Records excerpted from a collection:
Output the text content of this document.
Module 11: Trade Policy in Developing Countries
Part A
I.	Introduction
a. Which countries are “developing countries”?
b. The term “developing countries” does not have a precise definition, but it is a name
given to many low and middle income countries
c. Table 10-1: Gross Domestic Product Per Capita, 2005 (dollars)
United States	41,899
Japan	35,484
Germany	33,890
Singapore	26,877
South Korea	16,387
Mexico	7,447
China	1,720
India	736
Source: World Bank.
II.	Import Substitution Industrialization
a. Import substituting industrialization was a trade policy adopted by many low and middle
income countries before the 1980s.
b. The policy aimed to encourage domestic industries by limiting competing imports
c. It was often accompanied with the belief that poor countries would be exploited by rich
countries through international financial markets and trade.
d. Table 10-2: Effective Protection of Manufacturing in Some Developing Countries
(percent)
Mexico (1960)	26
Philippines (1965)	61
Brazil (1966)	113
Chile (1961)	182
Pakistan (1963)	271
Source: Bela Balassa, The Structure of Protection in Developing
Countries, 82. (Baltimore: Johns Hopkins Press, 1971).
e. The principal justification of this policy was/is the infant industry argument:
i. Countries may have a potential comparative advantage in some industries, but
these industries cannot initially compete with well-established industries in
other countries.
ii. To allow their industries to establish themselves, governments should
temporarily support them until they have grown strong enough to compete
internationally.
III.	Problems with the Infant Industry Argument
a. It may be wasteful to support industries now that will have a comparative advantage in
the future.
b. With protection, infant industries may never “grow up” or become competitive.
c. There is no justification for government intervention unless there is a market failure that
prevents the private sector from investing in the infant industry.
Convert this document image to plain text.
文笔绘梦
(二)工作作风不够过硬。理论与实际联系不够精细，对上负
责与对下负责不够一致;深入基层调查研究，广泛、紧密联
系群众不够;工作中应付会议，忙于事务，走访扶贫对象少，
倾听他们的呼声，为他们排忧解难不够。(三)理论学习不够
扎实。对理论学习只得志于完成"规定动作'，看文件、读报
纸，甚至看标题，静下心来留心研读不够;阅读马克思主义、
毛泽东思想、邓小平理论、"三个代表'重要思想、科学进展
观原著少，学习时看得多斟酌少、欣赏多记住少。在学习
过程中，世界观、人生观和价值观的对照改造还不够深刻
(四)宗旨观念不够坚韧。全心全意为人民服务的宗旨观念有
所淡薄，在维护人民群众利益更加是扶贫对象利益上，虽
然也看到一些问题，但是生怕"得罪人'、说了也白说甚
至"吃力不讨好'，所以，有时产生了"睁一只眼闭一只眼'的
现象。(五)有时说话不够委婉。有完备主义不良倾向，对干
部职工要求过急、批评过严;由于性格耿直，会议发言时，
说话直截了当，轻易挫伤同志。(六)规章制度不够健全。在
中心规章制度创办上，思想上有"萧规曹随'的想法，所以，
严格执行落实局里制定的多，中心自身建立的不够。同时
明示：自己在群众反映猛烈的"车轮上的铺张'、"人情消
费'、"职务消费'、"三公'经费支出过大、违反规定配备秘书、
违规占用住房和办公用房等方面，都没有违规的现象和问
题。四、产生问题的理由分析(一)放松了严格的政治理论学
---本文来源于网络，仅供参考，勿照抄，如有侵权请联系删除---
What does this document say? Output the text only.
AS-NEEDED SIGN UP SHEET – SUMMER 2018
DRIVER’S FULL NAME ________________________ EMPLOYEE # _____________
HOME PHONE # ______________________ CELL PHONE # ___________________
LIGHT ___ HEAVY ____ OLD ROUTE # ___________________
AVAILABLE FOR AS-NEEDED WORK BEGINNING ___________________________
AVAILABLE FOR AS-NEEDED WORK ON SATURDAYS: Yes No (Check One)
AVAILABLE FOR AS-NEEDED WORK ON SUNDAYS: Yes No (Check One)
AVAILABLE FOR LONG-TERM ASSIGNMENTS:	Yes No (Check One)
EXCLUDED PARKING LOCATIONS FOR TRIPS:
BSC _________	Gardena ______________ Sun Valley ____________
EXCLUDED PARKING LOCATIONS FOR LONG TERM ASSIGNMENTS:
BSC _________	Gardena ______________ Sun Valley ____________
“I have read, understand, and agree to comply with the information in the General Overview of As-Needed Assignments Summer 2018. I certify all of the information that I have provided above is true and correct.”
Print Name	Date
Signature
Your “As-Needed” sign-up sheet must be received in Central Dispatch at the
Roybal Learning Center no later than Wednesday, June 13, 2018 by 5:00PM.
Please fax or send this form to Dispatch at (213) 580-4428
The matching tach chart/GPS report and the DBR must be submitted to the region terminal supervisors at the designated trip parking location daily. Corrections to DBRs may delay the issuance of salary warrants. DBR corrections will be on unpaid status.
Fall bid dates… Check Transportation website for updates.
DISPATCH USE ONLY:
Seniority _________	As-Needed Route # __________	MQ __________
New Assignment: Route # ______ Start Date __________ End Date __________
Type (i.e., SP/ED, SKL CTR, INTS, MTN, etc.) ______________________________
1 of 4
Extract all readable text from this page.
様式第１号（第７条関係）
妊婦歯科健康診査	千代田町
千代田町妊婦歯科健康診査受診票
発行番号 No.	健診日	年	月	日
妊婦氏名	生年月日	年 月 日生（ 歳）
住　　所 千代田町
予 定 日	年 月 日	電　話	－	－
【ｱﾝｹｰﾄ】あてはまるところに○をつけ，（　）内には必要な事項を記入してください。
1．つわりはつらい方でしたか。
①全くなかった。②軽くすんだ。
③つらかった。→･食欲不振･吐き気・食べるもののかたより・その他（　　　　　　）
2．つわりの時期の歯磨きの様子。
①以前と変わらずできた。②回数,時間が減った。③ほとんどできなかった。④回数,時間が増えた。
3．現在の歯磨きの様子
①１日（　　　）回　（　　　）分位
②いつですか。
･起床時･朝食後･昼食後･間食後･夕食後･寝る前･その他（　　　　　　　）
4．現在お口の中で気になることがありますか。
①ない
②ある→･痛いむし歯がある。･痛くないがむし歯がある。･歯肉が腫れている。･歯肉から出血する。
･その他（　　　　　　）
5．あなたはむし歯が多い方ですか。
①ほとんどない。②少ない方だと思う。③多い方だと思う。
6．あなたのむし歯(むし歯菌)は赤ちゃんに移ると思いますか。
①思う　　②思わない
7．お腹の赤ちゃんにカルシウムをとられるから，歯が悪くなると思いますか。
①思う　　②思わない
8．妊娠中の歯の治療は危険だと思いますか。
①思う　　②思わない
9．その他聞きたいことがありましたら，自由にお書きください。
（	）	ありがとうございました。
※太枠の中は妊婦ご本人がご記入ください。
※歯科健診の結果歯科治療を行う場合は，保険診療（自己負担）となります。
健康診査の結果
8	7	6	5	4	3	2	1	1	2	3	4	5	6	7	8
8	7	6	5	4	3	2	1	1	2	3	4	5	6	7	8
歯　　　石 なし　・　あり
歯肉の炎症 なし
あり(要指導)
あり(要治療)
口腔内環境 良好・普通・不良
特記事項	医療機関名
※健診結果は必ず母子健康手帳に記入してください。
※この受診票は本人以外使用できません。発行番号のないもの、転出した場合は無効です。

REQUIREMENT: Select all lines in the listing above where the word "this" appears, and show them.

CORRECT ANSWER:
Output the text content of this document.
e. The principal justification of this policy was/is the infant industry argument:
Convert this document image to plain text.
What does this document say? Output the text only.
Please fax or send this form to Dispatch at (213) 580-4428
Extract all readable text from this page.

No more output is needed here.